◆ **STATED PROBLEM**
Check each line of the listing for the string "foals", then state how many lines have it. Only the number is wanted.

◆ **SOURCE DATA**
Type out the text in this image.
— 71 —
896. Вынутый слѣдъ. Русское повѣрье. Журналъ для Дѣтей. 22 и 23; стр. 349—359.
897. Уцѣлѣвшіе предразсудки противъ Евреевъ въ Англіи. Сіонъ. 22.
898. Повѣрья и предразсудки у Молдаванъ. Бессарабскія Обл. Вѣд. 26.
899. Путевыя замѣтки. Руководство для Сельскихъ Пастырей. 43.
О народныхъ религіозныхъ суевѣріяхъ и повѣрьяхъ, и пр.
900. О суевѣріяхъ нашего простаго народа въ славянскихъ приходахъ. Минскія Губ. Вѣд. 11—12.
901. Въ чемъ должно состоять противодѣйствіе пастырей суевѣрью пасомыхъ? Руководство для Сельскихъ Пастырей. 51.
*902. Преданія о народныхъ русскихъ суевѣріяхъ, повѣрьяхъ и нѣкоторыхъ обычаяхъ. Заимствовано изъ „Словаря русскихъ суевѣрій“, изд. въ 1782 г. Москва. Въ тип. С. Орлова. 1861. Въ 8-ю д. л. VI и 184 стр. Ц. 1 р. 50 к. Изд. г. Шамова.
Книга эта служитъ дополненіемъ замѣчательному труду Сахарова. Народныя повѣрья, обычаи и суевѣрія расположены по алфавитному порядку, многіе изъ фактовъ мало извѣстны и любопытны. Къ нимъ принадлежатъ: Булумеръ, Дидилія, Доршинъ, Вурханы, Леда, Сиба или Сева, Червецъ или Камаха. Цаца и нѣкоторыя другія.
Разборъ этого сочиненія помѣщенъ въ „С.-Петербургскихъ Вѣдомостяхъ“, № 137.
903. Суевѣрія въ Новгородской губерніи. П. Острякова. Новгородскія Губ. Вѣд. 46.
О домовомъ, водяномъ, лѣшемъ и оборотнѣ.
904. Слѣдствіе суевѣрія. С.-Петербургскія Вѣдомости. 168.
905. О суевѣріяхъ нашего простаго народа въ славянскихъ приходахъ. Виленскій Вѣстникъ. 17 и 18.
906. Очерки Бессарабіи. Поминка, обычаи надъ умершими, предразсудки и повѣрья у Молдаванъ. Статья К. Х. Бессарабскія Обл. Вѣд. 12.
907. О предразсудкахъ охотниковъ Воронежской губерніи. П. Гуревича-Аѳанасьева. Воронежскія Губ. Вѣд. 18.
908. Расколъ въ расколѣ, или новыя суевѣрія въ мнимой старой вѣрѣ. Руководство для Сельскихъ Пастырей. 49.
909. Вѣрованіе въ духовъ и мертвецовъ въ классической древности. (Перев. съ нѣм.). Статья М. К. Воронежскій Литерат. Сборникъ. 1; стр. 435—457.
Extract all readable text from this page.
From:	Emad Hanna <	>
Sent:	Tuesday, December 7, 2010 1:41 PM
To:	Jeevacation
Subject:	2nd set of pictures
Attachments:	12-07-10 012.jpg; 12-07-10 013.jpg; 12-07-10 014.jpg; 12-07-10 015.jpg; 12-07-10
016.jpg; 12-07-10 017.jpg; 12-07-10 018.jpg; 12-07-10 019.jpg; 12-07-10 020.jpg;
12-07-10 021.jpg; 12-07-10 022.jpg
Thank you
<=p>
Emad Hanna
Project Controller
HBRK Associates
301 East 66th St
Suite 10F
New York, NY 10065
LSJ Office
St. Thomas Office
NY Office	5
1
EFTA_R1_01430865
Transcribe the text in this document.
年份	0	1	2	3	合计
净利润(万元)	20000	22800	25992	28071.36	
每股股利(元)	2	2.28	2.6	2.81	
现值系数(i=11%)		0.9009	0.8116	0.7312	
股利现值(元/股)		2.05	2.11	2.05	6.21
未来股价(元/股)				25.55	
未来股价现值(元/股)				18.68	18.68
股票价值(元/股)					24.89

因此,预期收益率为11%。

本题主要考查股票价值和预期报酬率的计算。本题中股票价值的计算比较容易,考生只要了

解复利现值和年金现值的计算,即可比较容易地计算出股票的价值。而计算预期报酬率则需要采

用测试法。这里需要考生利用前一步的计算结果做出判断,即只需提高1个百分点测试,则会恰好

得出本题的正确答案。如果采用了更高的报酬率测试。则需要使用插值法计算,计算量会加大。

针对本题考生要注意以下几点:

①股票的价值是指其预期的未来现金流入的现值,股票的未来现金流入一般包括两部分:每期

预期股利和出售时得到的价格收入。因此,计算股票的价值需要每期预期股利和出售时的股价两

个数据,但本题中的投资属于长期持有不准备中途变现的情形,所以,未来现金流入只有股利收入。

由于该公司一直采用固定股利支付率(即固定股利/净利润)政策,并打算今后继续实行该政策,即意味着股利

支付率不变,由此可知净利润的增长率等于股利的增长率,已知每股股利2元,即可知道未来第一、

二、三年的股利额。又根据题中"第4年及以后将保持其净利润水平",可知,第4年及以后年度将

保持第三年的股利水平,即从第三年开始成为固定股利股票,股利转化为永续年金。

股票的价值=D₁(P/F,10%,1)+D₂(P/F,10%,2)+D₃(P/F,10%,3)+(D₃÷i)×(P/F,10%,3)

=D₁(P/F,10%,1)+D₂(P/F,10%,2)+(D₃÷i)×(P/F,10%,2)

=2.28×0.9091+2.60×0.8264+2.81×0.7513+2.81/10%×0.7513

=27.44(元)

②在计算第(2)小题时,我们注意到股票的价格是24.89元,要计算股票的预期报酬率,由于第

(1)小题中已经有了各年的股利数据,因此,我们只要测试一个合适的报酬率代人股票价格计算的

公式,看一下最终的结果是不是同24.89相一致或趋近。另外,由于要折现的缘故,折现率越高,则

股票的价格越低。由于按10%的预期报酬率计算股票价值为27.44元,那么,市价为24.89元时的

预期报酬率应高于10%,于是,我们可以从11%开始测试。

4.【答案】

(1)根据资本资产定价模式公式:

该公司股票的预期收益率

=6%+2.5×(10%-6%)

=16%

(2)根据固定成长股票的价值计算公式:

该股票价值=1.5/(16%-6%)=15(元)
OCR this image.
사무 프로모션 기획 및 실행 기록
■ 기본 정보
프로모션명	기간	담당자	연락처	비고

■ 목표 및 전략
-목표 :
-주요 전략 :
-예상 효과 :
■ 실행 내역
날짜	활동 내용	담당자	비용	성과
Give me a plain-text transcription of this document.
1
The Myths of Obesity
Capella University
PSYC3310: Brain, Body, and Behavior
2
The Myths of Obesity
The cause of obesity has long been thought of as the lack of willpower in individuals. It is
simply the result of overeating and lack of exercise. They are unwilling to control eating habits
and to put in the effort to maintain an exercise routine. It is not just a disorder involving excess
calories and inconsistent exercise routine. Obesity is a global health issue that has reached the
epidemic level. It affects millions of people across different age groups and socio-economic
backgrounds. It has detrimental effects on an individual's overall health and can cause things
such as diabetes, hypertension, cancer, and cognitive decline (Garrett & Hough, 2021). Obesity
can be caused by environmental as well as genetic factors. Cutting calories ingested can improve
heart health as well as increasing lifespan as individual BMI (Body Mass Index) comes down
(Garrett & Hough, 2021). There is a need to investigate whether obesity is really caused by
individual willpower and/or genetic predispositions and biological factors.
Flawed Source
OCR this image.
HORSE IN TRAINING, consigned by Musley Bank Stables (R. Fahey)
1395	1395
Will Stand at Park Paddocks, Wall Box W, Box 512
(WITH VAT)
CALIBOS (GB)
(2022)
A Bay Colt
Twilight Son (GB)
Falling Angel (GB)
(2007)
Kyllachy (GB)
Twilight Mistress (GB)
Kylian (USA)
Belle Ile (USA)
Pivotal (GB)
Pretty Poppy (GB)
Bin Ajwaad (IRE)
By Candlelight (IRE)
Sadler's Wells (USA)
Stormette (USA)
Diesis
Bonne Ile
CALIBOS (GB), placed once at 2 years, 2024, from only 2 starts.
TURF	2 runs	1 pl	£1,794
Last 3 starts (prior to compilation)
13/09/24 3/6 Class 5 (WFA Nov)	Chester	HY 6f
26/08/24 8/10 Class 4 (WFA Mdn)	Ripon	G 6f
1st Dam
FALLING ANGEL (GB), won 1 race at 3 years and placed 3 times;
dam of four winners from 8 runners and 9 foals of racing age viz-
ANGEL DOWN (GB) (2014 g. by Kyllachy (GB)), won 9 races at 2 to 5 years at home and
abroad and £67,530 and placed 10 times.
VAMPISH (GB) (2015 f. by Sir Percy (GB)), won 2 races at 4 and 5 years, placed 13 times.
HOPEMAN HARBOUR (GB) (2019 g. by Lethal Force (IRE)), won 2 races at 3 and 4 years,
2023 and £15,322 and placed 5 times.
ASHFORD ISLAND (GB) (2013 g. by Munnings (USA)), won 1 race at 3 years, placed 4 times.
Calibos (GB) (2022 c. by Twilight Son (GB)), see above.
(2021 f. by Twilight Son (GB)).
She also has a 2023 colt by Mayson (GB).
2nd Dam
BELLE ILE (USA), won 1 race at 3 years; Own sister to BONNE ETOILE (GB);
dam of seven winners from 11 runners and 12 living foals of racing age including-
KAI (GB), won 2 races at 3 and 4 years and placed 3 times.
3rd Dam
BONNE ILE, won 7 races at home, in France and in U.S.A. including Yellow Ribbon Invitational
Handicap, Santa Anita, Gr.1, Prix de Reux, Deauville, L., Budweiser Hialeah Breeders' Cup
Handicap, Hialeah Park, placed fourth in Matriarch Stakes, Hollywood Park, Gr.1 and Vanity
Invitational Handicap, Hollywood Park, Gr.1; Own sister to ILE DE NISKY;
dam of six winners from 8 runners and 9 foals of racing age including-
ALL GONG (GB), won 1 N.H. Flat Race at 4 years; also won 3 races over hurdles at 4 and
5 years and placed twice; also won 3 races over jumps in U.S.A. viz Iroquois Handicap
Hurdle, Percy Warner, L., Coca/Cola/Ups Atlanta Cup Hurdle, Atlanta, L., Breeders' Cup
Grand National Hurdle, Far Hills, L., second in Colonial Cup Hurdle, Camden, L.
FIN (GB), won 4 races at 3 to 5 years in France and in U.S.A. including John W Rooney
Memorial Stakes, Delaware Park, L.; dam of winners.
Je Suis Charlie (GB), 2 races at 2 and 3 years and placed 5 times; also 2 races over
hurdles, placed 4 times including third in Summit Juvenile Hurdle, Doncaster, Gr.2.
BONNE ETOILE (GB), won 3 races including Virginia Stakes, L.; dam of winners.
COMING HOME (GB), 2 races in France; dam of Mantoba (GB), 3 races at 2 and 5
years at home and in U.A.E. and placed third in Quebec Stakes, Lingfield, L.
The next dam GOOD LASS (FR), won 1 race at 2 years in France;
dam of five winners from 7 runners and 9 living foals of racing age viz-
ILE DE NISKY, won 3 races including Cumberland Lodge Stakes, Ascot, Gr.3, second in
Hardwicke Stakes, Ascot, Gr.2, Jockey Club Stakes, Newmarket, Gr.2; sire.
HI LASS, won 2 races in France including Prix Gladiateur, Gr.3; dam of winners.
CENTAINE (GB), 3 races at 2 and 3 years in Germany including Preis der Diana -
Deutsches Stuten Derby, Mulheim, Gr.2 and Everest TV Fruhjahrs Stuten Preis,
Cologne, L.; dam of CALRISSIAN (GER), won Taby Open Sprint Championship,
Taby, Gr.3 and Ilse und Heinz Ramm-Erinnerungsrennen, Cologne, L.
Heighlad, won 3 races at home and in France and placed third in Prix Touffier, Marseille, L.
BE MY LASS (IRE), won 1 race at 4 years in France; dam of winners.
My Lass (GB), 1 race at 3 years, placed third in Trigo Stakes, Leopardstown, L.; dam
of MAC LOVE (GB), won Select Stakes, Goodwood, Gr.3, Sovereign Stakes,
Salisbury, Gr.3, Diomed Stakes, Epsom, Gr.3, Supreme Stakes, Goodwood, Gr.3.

◆ **TASK SOLUTION**
4